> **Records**
================================

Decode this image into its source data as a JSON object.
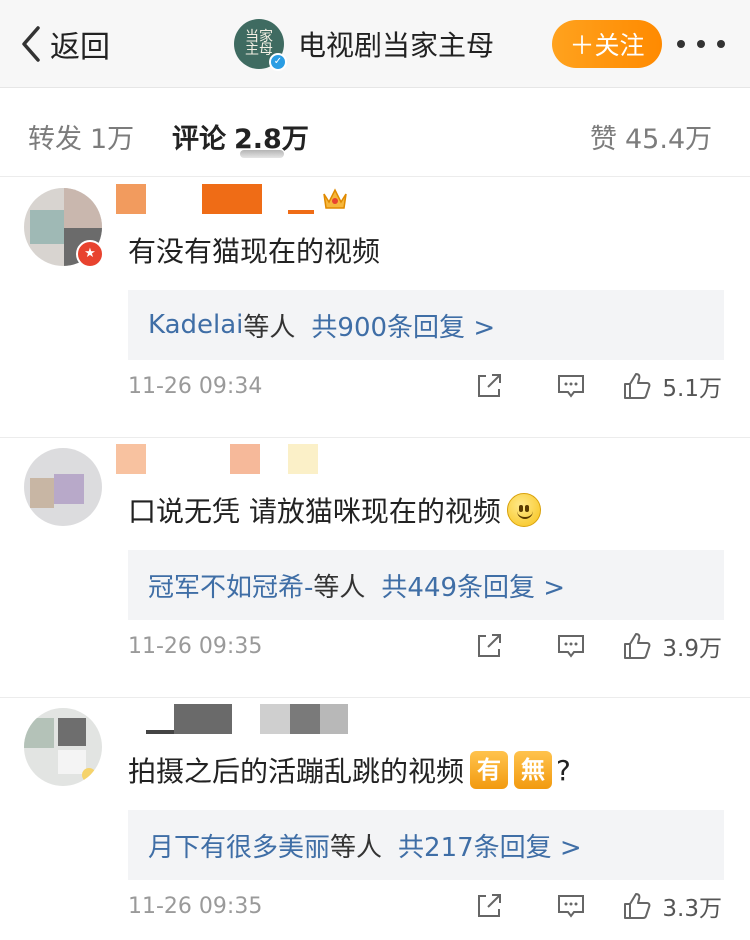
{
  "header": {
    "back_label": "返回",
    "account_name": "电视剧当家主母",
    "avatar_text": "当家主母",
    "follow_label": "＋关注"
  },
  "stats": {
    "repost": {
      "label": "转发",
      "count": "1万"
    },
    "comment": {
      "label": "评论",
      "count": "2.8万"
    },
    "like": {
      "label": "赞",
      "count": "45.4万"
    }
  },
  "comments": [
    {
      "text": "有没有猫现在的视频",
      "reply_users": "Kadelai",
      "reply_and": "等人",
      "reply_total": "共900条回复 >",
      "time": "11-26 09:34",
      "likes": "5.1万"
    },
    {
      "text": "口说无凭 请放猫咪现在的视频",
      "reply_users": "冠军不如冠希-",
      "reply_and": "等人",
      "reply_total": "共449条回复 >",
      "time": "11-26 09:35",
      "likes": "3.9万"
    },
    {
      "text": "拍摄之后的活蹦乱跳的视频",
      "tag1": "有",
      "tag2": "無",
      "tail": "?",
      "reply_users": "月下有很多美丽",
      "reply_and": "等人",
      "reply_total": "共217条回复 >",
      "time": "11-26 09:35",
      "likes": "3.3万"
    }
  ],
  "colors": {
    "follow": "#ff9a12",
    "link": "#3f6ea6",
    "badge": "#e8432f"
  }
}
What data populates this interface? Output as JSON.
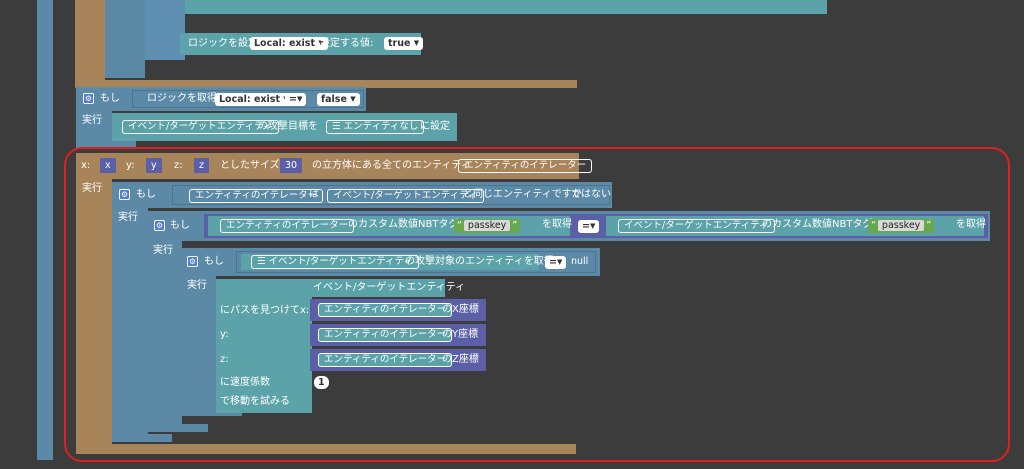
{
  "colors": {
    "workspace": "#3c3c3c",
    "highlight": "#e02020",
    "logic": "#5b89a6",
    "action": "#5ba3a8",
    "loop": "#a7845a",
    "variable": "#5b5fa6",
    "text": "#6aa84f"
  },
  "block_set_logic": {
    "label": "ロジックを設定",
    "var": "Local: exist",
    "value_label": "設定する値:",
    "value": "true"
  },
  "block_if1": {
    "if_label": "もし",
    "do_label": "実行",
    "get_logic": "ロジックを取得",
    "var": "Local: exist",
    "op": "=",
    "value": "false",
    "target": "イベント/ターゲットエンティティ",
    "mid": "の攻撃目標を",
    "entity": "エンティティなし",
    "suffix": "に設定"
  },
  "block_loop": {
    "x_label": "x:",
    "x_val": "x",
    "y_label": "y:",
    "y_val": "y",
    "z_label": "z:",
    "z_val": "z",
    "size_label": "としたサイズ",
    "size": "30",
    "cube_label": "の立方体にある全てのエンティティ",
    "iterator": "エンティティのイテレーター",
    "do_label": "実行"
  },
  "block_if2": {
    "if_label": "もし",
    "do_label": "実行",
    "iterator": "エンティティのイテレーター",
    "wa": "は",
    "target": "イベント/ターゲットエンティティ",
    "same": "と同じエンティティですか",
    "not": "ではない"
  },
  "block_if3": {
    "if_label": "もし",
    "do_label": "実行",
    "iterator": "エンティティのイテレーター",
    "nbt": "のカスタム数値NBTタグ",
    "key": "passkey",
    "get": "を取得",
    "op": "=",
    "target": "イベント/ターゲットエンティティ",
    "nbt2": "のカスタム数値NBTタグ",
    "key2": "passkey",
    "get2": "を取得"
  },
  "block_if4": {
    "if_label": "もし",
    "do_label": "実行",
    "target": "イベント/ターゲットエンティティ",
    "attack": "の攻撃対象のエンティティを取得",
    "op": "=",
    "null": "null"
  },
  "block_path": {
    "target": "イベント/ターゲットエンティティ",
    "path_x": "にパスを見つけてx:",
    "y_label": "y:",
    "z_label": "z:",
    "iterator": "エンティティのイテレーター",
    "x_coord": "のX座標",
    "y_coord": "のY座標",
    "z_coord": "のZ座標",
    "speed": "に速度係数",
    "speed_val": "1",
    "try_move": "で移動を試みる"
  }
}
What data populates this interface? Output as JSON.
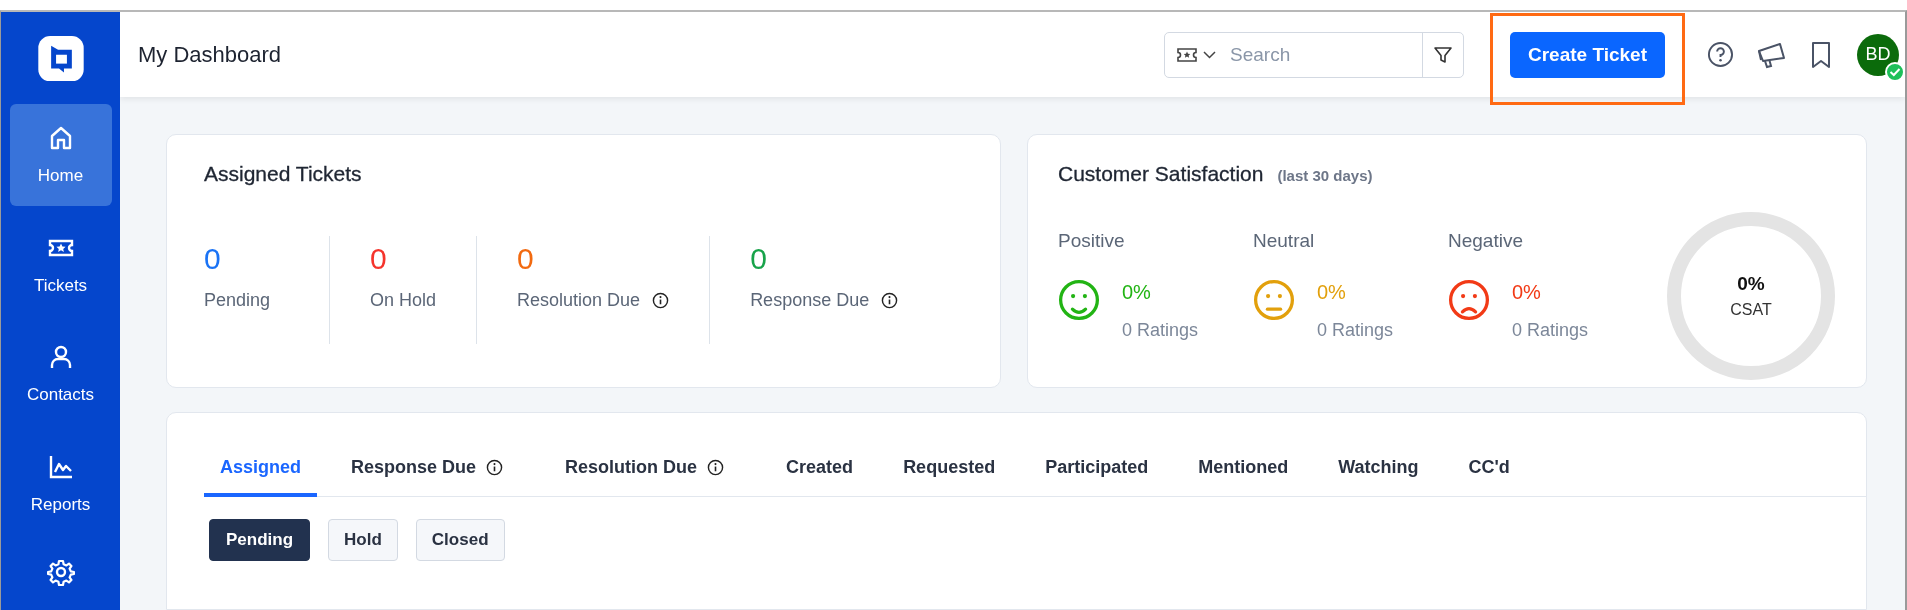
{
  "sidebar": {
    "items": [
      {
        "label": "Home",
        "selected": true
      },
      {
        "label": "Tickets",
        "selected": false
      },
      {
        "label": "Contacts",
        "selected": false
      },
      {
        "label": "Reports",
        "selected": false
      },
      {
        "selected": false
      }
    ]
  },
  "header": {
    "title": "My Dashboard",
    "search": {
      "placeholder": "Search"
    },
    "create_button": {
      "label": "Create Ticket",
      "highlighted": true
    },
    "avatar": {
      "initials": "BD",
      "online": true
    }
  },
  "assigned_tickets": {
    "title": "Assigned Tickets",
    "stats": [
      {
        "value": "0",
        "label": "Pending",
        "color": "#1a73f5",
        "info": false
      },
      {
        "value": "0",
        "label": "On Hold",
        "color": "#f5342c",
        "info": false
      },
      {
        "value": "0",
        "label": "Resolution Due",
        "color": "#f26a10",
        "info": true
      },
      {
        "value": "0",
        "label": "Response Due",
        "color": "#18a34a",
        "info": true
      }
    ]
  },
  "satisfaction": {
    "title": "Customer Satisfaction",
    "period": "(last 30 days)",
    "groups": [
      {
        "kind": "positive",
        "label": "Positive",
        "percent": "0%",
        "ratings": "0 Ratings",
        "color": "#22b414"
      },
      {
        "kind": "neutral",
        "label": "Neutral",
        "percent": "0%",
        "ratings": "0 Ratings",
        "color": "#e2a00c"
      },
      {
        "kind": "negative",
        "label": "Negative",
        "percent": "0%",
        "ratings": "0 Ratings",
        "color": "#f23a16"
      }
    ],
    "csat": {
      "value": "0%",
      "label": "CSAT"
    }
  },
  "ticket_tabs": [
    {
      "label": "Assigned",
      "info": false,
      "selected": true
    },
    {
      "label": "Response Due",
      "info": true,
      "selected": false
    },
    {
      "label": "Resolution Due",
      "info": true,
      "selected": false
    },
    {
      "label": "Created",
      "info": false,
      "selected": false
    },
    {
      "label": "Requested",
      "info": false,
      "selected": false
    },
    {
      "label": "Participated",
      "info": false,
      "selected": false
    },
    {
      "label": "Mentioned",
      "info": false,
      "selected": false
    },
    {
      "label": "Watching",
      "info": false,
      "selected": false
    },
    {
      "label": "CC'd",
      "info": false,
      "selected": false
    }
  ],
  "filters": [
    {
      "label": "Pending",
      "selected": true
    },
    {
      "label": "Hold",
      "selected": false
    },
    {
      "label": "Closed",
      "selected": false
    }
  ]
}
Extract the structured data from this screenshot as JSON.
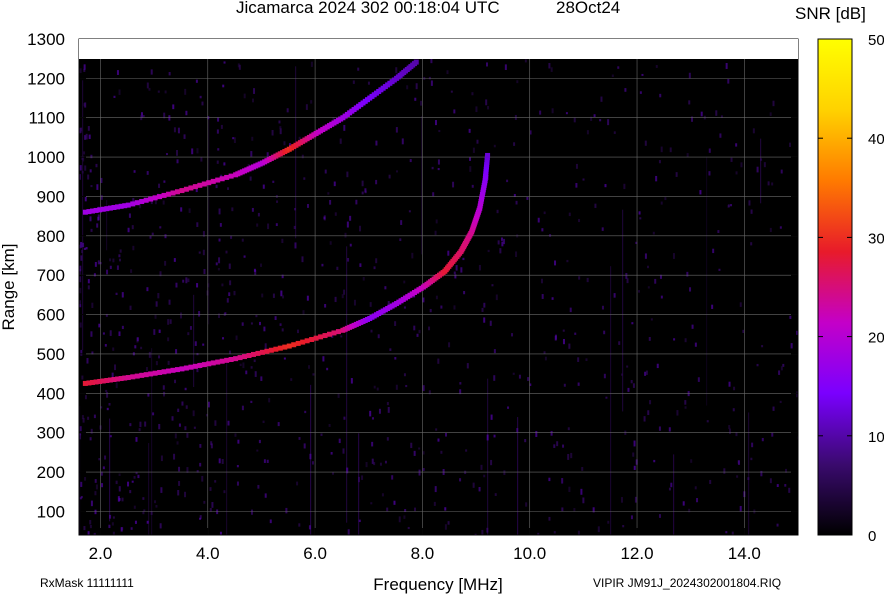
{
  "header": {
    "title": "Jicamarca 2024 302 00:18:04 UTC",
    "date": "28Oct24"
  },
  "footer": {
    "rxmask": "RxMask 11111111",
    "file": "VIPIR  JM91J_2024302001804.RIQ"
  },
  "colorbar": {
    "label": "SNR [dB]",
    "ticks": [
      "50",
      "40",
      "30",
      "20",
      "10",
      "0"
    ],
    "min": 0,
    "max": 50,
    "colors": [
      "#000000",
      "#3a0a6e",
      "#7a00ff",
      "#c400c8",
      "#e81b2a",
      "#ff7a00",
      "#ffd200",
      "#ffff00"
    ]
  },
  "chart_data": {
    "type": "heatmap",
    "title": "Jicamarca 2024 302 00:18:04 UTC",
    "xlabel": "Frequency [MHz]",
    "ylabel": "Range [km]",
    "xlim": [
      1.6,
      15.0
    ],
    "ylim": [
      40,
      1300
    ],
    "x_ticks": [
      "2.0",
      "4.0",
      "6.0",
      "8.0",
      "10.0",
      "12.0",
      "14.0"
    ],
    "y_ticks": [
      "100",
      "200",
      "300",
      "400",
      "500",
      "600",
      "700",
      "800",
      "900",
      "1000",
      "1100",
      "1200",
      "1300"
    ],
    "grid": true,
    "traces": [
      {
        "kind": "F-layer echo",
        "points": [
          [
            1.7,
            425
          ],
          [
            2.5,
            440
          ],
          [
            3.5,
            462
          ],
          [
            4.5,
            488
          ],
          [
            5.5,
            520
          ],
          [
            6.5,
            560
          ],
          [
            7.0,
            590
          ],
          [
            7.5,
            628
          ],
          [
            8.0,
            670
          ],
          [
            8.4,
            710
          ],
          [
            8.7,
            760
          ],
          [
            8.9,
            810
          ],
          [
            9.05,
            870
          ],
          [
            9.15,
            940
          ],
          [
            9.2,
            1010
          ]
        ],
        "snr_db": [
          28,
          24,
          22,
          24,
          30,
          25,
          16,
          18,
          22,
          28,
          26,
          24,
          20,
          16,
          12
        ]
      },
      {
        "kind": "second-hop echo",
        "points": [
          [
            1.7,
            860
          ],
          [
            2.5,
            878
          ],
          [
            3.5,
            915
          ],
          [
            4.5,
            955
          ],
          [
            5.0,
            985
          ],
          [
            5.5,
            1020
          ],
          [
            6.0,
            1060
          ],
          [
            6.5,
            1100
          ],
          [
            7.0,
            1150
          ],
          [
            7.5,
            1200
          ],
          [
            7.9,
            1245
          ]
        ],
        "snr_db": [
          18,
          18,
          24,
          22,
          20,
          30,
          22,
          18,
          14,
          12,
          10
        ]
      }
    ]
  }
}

================================

> **Short problem**
List each line of the records that holds the string "kind".

> **Answer to the task**
        "kind": "positive",
        "kind": "neutral",
        "kind": "negative",
        "kind": "F-layer echo",
        "kind": "second-hop echo",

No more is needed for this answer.